• **TO BE DONE**
Output every record word for word.

[Raw records]
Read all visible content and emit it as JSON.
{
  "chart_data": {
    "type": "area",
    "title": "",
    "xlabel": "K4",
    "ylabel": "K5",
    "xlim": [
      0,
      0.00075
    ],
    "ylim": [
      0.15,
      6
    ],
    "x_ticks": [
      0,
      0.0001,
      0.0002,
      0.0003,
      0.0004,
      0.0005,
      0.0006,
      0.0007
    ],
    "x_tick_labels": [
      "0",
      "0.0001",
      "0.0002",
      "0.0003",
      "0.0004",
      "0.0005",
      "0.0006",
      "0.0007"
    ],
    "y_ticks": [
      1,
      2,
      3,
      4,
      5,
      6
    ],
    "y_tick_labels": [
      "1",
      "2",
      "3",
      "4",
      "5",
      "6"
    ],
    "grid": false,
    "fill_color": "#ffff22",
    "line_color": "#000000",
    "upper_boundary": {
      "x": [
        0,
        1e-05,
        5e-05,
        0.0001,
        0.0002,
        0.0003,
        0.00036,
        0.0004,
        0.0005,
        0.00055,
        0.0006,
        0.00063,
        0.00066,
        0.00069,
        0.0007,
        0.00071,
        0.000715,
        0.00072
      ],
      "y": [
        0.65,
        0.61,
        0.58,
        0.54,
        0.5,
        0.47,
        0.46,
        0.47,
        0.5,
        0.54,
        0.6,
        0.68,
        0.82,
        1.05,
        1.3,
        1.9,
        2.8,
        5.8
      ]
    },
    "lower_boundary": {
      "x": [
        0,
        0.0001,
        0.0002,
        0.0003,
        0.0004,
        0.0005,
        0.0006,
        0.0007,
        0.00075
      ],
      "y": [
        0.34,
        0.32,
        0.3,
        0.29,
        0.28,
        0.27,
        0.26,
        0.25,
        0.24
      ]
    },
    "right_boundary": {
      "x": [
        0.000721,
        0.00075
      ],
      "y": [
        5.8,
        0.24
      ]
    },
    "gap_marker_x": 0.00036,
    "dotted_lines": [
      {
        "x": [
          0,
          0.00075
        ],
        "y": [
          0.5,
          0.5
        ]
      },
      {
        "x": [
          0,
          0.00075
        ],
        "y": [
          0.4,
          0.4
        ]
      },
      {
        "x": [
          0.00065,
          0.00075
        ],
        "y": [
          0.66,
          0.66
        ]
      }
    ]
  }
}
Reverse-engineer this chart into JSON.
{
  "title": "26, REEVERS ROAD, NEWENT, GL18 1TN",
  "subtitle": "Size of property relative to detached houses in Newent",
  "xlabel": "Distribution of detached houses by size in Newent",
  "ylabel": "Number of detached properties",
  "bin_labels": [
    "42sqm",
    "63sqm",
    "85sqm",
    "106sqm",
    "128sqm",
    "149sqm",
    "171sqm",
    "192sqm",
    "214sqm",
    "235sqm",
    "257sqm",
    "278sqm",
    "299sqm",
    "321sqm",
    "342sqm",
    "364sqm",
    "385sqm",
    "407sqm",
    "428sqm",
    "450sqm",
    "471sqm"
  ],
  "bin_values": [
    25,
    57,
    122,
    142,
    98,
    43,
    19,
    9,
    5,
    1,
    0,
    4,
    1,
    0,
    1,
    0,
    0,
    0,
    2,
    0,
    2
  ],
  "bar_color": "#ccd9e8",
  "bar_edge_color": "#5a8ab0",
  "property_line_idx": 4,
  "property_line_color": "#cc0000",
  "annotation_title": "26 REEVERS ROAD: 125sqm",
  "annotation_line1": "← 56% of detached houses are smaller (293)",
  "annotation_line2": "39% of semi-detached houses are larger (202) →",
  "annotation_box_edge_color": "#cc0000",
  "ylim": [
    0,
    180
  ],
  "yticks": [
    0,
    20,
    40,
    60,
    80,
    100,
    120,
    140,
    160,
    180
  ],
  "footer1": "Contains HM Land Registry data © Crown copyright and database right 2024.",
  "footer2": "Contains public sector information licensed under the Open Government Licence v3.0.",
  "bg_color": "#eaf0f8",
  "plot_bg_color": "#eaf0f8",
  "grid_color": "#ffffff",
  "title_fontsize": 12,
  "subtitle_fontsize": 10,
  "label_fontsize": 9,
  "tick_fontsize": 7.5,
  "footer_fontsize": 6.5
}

• **CORRECT OUTPUT**
Read all visible content and emit it as JSON.
{
  "chart_data": {
    "type": "area",
    "title": "",
    "xlabel": "K4",
    "ylabel": "K5",
    "xlim": [
      0,
      0.00075
    ],
    "ylim": [
      0.15,
      6
    ],
    "x_ticks": [
      0,
      0.0001,
      0.0002,
      0.0003,
      0.0004,
      0.0005,
      0.0006,
      0.0007
    ],
    "x_tick_labels": [
      "0",
      "0.0001",
      "0.0002",
      "0.0003",
      "0.0004",
      "0.0005",
      "0.0006",
      "0.0007"
    ],
    "y_ticks": [
      1,
      2,
      3,
      4,
      5,
      6
    ],
    "y_tick_labels": [
      "1",
      "2",
      "3",
      "4",
      "5",
      "6"
    ],
    "grid": false,
    "fill_color": "#ffff22",
    "line_color": "#000000",
    "upper_boundary": {
      "x": [
        0,
        1e-05,
        5e-05,
        0.0001,
        0.0002,
        0.0003,
        0.00036,
        0.0004,
        0.0005,
        0.00055,
        0.0006,
        0.00063,
        0.00066,
        0.00069,
        0.0007,
        0.00071,
        0.000715,
        0.00072
      ],
      "y": [
        0.65,
        0.61,
        0.58,
        0.54,
        0.5,
        0.47,
        0.46,
        0.47,
        0.5,
        0.54,
        0.6,
        0.68,
        0.82,
        1.05,
        1.3,
        1.9,
        2.8,
        5.8
      ]
    },
    "lower_boundary": {
      "x": [
        0,
        0.0001,
        0.0002,
        0.0003,
        0.0004,
        0.0005,
        0.0006,
        0.0007,
        0.00075
      ],
      "y": [
        0.34,
        0.32,
        0.3,
        0.29,
        0.28,
        0.27,
        0.26,
        0.25,
        0.24
      ]
    },
    "right_boundary": {
      "x": [
        0.000721,
        0.00075
      ],
      "y": [
        5.8,
        0.24
      ]
    },
    "gap_marker_x": 0.00036,
    "dotted_lines": [
      {
        "x": [
          0,
          0.00075
        ],
        "y": [
          0.5,
          0.5
        ]
      },
      {
        "x": [
          0,
          0.00075
        ],
        "y": [
          0.4,
          0.4
        ]
      },
      {
        "x": [
          0.00065,
          0.00075
        ],
        "y": [
          0.66,
          0.66
        ]
      }
    ]
  }
}
Reverse-engineer this chart into JSON.
{
  "title": "26, REEVERS ROAD, NEWENT, GL18 1TN",
  "subtitle": "Size of property relative to detached houses in Newent",
  "xlabel": "Distribution of detached houses by size in Newent",
  "ylabel": "Number of detached properties",
  "bin_labels": [
    "42sqm",
    "63sqm",
    "85sqm",
    "106sqm",
    "128sqm",
    "149sqm",
    "171sqm",
    "192sqm",
    "214sqm",
    "235sqm",
    "257sqm",
    "278sqm",
    "299sqm",
    "321sqm",
    "342sqm",
    "364sqm",
    "385sqm",
    "407sqm",
    "428sqm",
    "450sqm",
    "471sqm"
  ],
  "bin_values": [
    25,
    57,
    122,
    142,
    98,
    43,
    19,
    9,
    5,
    1,
    0,
    4,
    1,
    0,
    1,
    0,
    0,
    0,
    2,
    0,
    2
  ],
  "bar_color": "#ccd9e8",
  "bar_edge_color": "#5a8ab0",
  "property_line_idx": 4,
  "property_line_color": "#cc0000",
  "annotation_title": "26 REEVERS ROAD: 125sqm",
  "annotation_line1": "← 56% of detached houses are smaller (293)",
  "annotation_line2": "39% of semi-detached houses are larger (202) →",
  "annotation_box_edge_color": "#cc0000",
  "ylim": [
    0,
    180
  ],
  "yticks": [
    0,
    20,
    40,
    60,
    80,
    100,
    120,
    140,
    160,
    180
  ],
  "footer1": "Contains HM Land Registry data © Crown copyright and database right 2024.",
  "footer2": "Contains public sector information licensed under the Open Government Licence v3.0.",
  "bg_color": "#eaf0f8",
  "plot_bg_color": "#eaf0f8",
  "grid_color": "#ffffff",
  "title_fontsize": 12,
  "subtitle_fontsize": 10,
  "label_fontsize": 9,
  "tick_fontsize": 7.5,
  "footer_fontsize": 6.5
}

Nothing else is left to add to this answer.